Pictures in the records should not be copied, but every other part must be repeated exactly.

Items from a figure collection
----

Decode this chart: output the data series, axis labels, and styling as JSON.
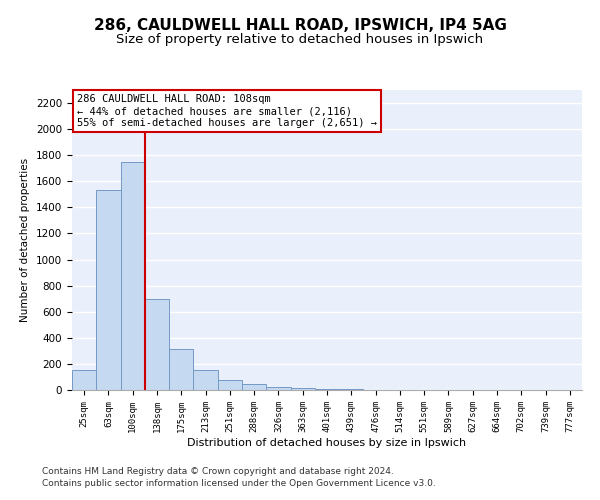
{
  "title1": "286, CAULDWELL HALL ROAD, IPSWICH, IP4 5AG",
  "title2": "Size of property relative to detached houses in Ipswich",
  "xlabel": "Distribution of detached houses by size in Ipswich",
  "ylabel": "Number of detached properties",
  "categories": [
    "25sqm",
    "63sqm",
    "100sqm",
    "138sqm",
    "175sqm",
    "213sqm",
    "251sqm",
    "288sqm",
    "326sqm",
    "363sqm",
    "401sqm",
    "439sqm",
    "476sqm",
    "514sqm",
    "551sqm",
    "589sqm",
    "627sqm",
    "664sqm",
    "702sqm",
    "739sqm",
    "777sqm"
  ],
  "values": [
    150,
    1530,
    1750,
    700,
    315,
    155,
    80,
    45,
    25,
    15,
    10,
    5,
    0,
    0,
    0,
    0,
    0,
    0,
    0,
    0,
    0
  ],
  "bar_color": "#c5d9f1",
  "bar_edge_color": "#7399c6",
  "vline_color": "#cc0000",
  "annotation_text": "286 CAULDWELL HALL ROAD: 108sqm\n← 44% of detached houses are smaller (2,116)\n55% of semi-detached houses are larger (2,651) →",
  "annotation_box_color": "#cc0000",
  "ylim": [
    0,
    2300
  ],
  "yticks": [
    0,
    200,
    400,
    600,
    800,
    1000,
    1200,
    1400,
    1600,
    1800,
    2000,
    2200
  ],
  "bg_color": "#eaf0fb",
  "grid_color": "#ffffff",
  "footer1": "Contains HM Land Registry data © Crown copyright and database right 2024.",
  "footer2": "Contains public sector information licensed under the Open Government Licence v3.0.",
  "title1_fontsize": 11,
  "title2_fontsize": 9.5,
  "annotation_fontsize": 7.5,
  "footer_fontsize": 6.5
}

----

§ **CORRECT RESPONSE**:
Decode this chart: output the data series, axis labels, and styling as JSON.
{
  "title1": "286, CAULDWELL HALL ROAD, IPSWICH, IP4 5AG",
  "title2": "Size of property relative to detached houses in Ipswich",
  "xlabel": "Distribution of detached houses by size in Ipswich",
  "ylabel": "Number of detached properties",
  "categories": [
    "25sqm",
    "63sqm",
    "100sqm",
    "138sqm",
    "175sqm",
    "213sqm",
    "251sqm",
    "288sqm",
    "326sqm",
    "363sqm",
    "401sqm",
    "439sqm",
    "476sqm",
    "514sqm",
    "551sqm",
    "589sqm",
    "627sqm",
    "664sqm",
    "702sqm",
    "739sqm",
    "777sqm"
  ],
  "values": [
    150,
    1530,
    1750,
    700,
    315,
    155,
    80,
    45,
    25,
    15,
    10,
    5,
    0,
    0,
    0,
    0,
    0,
    0,
    0,
    0,
    0
  ],
  "bar_color": "#c5d9f1",
  "bar_edge_color": "#7399c6",
  "vline_color": "#cc0000",
  "annotation_text": "286 CAULDWELL HALL ROAD: 108sqm\n← 44% of detached houses are smaller (2,116)\n55% of semi-detached houses are larger (2,651) →",
  "annotation_box_color": "#cc0000",
  "ylim": [
    0,
    2300
  ],
  "yticks": [
    0,
    200,
    400,
    600,
    800,
    1000,
    1200,
    1400,
    1600,
    1800,
    2000,
    2200
  ],
  "bg_color": "#eaf0fb",
  "grid_color": "#ffffff",
  "footer1": "Contains HM Land Registry data © Crown copyright and database right 2024.",
  "footer2": "Contains public sector information licensed under the Open Government Licence v3.0.",
  "title1_fontsize": 11,
  "title2_fontsize": 9.5,
  "annotation_fontsize": 7.5,
  "footer_fontsize": 6.5
}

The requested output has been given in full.